#### Dataset ####

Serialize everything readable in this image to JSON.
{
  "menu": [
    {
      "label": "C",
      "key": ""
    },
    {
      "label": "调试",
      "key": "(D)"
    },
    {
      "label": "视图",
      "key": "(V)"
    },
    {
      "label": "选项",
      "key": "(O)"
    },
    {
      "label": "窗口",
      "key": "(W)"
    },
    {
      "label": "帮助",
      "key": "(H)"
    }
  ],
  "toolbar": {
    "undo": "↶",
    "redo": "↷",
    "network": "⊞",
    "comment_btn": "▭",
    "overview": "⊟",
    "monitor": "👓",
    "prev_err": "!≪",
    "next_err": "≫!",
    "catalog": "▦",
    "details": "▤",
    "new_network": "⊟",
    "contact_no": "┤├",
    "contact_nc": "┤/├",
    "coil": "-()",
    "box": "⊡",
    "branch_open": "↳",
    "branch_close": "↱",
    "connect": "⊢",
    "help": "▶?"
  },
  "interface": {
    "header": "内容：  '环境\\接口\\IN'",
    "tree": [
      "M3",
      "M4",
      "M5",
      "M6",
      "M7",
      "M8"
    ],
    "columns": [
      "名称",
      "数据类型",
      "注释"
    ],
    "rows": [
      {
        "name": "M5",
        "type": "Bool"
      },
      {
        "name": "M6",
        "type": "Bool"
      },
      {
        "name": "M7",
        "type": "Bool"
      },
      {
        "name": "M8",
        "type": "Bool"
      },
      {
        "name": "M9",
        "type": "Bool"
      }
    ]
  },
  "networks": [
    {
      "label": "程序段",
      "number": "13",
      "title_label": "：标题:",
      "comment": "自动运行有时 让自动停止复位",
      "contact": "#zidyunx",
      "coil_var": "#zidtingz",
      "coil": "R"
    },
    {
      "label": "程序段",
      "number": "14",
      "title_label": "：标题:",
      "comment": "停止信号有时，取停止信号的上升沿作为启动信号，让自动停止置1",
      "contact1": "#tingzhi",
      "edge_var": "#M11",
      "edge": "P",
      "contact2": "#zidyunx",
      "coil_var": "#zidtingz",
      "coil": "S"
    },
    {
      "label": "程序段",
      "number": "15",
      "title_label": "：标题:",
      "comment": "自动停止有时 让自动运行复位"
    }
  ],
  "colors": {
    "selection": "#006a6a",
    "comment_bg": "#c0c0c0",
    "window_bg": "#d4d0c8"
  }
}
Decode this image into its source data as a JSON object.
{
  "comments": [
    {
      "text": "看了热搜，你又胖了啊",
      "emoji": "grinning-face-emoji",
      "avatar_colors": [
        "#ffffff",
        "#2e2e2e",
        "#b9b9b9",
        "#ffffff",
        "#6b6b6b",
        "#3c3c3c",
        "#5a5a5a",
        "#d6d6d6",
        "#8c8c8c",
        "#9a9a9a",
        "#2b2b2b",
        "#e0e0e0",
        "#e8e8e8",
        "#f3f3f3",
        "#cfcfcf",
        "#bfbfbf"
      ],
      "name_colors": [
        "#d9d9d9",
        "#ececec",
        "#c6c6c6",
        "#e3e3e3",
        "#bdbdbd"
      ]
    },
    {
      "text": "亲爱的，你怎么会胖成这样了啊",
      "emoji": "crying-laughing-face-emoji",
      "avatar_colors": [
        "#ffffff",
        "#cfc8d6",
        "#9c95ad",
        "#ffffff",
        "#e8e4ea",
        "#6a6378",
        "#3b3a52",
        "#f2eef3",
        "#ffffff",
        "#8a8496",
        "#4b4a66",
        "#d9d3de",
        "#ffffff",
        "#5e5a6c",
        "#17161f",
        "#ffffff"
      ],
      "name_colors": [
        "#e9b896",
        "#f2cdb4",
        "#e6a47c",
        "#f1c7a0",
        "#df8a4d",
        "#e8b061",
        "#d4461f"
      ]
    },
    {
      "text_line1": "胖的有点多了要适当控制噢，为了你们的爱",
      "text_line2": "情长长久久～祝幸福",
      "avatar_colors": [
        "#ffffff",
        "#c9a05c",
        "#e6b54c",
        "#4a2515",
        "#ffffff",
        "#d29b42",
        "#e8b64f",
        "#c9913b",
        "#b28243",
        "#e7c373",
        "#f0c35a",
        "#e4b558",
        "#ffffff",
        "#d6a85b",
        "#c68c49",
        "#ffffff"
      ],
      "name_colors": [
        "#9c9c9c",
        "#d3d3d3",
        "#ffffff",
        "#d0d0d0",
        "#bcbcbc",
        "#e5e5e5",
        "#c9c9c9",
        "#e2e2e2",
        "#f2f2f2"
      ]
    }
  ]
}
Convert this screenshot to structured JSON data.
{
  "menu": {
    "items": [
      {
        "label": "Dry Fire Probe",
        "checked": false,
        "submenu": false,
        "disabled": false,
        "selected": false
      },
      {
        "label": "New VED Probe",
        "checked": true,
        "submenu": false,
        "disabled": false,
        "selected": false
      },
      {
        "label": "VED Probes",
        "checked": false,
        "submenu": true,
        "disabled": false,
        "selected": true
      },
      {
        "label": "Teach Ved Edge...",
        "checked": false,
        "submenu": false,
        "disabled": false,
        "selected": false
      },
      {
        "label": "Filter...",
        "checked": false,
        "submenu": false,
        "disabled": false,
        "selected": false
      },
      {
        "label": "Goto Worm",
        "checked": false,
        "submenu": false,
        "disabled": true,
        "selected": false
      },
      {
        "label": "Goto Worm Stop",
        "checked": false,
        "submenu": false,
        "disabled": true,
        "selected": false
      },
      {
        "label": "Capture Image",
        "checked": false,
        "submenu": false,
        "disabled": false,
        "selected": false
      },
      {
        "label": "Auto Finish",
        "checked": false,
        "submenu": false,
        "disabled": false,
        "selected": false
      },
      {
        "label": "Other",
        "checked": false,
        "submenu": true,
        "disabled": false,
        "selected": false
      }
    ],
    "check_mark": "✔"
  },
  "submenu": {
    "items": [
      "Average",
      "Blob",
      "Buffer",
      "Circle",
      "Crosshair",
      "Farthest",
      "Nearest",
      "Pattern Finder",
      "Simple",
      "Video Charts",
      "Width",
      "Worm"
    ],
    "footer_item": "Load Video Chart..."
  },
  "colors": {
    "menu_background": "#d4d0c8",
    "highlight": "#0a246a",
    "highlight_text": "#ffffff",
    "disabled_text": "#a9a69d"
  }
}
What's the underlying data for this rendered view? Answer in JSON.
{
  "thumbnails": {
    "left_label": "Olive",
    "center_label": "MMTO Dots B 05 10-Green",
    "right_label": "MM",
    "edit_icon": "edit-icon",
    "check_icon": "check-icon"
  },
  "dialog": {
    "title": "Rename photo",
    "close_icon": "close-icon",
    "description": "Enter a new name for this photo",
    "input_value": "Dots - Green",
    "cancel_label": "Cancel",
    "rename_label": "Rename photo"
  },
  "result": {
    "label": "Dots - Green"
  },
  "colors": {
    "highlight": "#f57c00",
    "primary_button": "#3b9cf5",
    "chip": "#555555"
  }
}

####

**Problem to work on**
Output an exact copy of each record.

**Answer to this exercise**
Serialize everything readable in this image to JSON.
{
  "menu": [
    {
      "label": "C",
      "key": ""
    },
    {
      "label": "调试",
      "key": "(D)"
    },
    {
      "label": "视图",
      "key": "(V)"
    },
    {
      "label": "选项",
      "key": "(O)"
    },
    {
      "label": "窗口",
      "key": "(W)"
    },
    {
      "label": "帮助",
      "key": "(H)"
    }
  ],
  "toolbar": {
    "undo": "↶",
    "redo": "↷",
    "network": "⊞",
    "comment_btn": "▭",
    "overview": "⊟",
    "monitor": "👓",
    "prev_err": "!≪",
    "next_err": "≫!",
    "catalog": "▦",
    "details": "▤",
    "new_network": "⊟",
    "contact_no": "┤├",
    "contact_nc": "┤/├",
    "coil": "-()",
    "box": "⊡",
    "branch_open": "↳",
    "branch_close": "↱",
    "connect": "⊢",
    "help": "▶?"
  },
  "interface": {
    "header": "内容：  '环境\\接口\\IN'",
    "tree": [
      "M3",
      "M4",
      "M5",
      "M6",
      "M7",
      "M8"
    ],
    "columns": [
      "名称",
      "数据类型",
      "注释"
    ],
    "rows": [
      {
        "name": "M5",
        "type": "Bool"
      },
      {
        "name": "M6",
        "type": "Bool"
      },
      {
        "name": "M7",
        "type": "Bool"
      },
      {
        "name": "M8",
        "type": "Bool"
      },
      {
        "name": "M9",
        "type": "Bool"
      }
    ]
  },
  "networks": [
    {
      "label": "程序段",
      "number": "13",
      "title_label": "：标题:",
      "comment": "自动运行有时 让自动停止复位",
      "contact": "#zidyunx",
      "coil_var": "#zidtingz",
      "coil": "R"
    },
    {
      "label": "程序段",
      "number": "14",
      "title_label": "：标题:",
      "comment": "停止信号有时，取停止信号的上升沿作为启动信号，让自动停止置1",
      "contact1": "#tingzhi",
      "edge_var": "#M11",
      "edge": "P",
      "contact2": "#zidyunx",
      "coil_var": "#zidtingz",
      "coil": "S"
    },
    {
      "label": "程序段",
      "number": "15",
      "title_label": "：标题:",
      "comment": "自动停止有时 让自动运行复位"
    }
  ],
  "colors": {
    "selection": "#006a6a",
    "comment_bg": "#c0c0c0",
    "window_bg": "#d4d0c8"
  }
}
Decode this image into its source data as a JSON object.
{
  "comments": [
    {
      "text": "看了热搜，你又胖了啊",
      "emoji": "grinning-face-emoji",
      "avatar_colors": [
        "#ffffff",
        "#2e2e2e",
        "#b9b9b9",
        "#ffffff",
        "#6b6b6b",
        "#3c3c3c",
        "#5a5a5a",
        "#d6d6d6",
        "#8c8c8c",
        "#9a9a9a",
        "#2b2b2b",
        "#e0e0e0",
        "#e8e8e8",
        "#f3f3f3",
        "#cfcfcf",
        "#bfbfbf"
      ],
      "name_colors": [
        "#d9d9d9",
        "#ececec",
        "#c6c6c6",
        "#e3e3e3",
        "#bdbdbd"
      ]
    },
    {
      "text": "亲爱的，你怎么会胖成这样了啊",
      "emoji": "crying-laughing-face-emoji",
      "avatar_colors": [
        "#ffffff",
        "#cfc8d6",
        "#9c95ad",
        "#ffffff",
        "#e8e4ea",
        "#6a6378",
        "#3b3a52",
        "#f2eef3",
        "#ffffff",
        "#8a8496",
        "#4b4a66",
        "#d9d3de",
        "#ffffff",
        "#5e5a6c",
        "#17161f",
        "#ffffff"
      ],
      "name_colors": [
        "#e9b896",
        "#f2cdb4",
        "#e6a47c",
        "#f1c7a0",
        "#df8a4d",
        "#e8b061",
        "#d4461f"
      ]
    },
    {
      "text_line1": "胖的有点多了要适当控制噢，为了你们的爱",
      "text_line2": "情长长久久～祝幸福",
      "avatar_colors": [
        "#ffffff",
        "#c9a05c",
        "#e6b54c",
        "#4a2515",
        "#ffffff",
        "#d29b42",
        "#e8b64f",
        "#c9913b",
        "#b28243",
        "#e7c373",
        "#f0c35a",
        "#e4b558",
        "#ffffff",
        "#d6a85b",
        "#c68c49",
        "#ffffff"
      ],
      "name_colors": [
        "#9c9c9c",
        "#d3d3d3",
        "#ffffff",
        "#d0d0d0",
        "#bcbcbc",
        "#e5e5e5",
        "#c9c9c9",
        "#e2e2e2",
        "#f2f2f2"
      ]
    }
  ]
}
Convert this screenshot to structured JSON data.
{
  "menu": {
    "items": [
      {
        "label": "Dry Fire Probe",
        "checked": false,
        "submenu": false,
        "disabled": false,
        "selected": false
      },
      {
        "label": "New VED Probe",
        "checked": true,
        "submenu": false,
        "disabled": false,
        "selected": false
      },
      {
        "label": "VED Probes",
        "checked": false,
        "submenu": true,
        "disabled": false,
        "selected": true
      },
      {
        "label": "Teach Ved Edge...",
        "checked": false,
        "submenu": false,
        "disabled": false,
        "selected": false
      },
      {
        "label": "Filter...",
        "checked": false,
        "submenu": false,
        "disabled": false,
        "selected": false
      },
      {
        "label": "Goto Worm",
        "checked": false,
        "submenu": false,
        "disabled": true,
        "selected": false
      },
      {
        "label": "Goto Worm Stop",
        "checked": false,
        "submenu": false,
        "disabled": true,
        "selected": false
      },
      {
        "label": "Capture Image",
        "checked": false,
        "submenu": false,
        "disabled": false,
        "selected": false
      },
      {
        "label": "Auto Finish",
        "checked": false,
        "submenu": false,
        "disabled": false,
        "selected": false
      },
      {
        "label": "Other",
        "checked": false,
        "submenu": true,
        "disabled": false,
        "selected": false
      }
    ],
    "check_mark": "✔"
  },
  "submenu": {
    "items": [
      "Average",
      "Blob",
      "Buffer",
      "Circle",
      "Crosshair",
      "Farthest",
      "Nearest",
      "Pattern Finder",
      "Simple",
      "Video Charts",
      "Width",
      "Worm"
    ],
    "footer_item": "Load Video Chart..."
  },
  "colors": {
    "menu_background": "#d4d0c8",
    "highlight": "#0a246a",
    "highlight_text": "#ffffff",
    "disabled_text": "#a9a69d"
  }
}
What's the underlying data for this rendered view? Answer in JSON.
{
  "thumbnails": {
    "left_label": "Olive",
    "center_label": "MMTO Dots B 05 10-Green",
    "right_label": "MM",
    "edit_icon": "edit-icon",
    "check_icon": "check-icon"
  },
  "dialog": {
    "title": "Rename photo",
    "close_icon": "close-icon",
    "description": "Enter a new name for this photo",
    "input_value": "Dots - Green",
    "cancel_label": "Cancel",
    "rename_label": "Rename photo"
  },
  "result": {
    "label": "Dots - Green"
  },
  "colors": {
    "highlight": "#f57c00",
    "primary_button": "#3b9cf5",
    "chip": "#555555"
  }
}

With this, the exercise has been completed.